> _Stated task_
Identify all lines below that hold "Hodgkin" and collect them.

◇ ◇ ◇ ◇ ◇ ◇ ◇

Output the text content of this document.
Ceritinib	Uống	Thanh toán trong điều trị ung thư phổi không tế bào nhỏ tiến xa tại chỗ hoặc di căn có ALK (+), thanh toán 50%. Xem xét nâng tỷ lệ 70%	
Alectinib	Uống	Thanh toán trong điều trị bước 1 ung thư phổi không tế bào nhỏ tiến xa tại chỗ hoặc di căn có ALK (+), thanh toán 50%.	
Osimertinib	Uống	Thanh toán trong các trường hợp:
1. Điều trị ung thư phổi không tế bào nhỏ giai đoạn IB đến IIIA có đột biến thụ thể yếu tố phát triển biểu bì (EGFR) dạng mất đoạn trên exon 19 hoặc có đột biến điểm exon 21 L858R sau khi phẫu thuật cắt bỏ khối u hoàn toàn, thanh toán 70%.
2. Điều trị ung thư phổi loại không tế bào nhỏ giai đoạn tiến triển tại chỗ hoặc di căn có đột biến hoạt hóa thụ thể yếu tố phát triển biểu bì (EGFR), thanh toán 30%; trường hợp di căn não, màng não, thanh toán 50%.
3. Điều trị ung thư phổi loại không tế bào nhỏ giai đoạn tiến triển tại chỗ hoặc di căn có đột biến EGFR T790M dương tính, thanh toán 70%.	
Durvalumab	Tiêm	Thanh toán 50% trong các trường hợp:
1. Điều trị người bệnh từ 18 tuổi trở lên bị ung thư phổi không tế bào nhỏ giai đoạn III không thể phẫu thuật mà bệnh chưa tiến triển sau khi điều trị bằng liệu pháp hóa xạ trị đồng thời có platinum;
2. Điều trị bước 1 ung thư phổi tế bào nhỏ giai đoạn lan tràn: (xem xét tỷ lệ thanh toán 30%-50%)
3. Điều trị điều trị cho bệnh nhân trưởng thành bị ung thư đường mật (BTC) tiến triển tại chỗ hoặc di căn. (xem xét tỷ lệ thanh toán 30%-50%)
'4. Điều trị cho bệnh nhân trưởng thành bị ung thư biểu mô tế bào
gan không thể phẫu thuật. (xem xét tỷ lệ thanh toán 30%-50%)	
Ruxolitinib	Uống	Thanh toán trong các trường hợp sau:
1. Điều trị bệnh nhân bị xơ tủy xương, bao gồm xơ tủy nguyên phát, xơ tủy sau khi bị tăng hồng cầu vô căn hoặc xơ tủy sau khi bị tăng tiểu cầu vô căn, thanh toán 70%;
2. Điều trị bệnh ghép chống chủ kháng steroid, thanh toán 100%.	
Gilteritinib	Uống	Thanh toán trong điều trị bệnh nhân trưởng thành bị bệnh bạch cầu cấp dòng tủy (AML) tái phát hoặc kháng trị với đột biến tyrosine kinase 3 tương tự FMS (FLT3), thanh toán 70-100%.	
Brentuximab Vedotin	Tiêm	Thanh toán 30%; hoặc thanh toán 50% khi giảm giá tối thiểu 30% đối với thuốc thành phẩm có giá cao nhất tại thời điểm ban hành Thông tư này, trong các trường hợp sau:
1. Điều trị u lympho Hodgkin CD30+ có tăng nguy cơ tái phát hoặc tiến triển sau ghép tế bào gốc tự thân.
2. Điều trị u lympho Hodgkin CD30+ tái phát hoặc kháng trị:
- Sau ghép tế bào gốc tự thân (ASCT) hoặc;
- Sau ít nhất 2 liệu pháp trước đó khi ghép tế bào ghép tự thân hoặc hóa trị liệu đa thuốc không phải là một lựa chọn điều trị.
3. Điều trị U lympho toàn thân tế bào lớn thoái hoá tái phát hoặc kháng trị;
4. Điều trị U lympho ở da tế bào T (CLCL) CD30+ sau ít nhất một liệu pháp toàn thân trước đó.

◇ ◇ ◇ ◇ ◇ ◇ ◇

> _Final answer_
1. Điều trị u lympho Hodgkin CD30+ có tăng nguy cơ tái phát hoặc tiến triển sau ghép tế bào gốc tự thân.
2. Điều trị u lympho Hodgkin CD30+ tái phát hoặc kháng trị:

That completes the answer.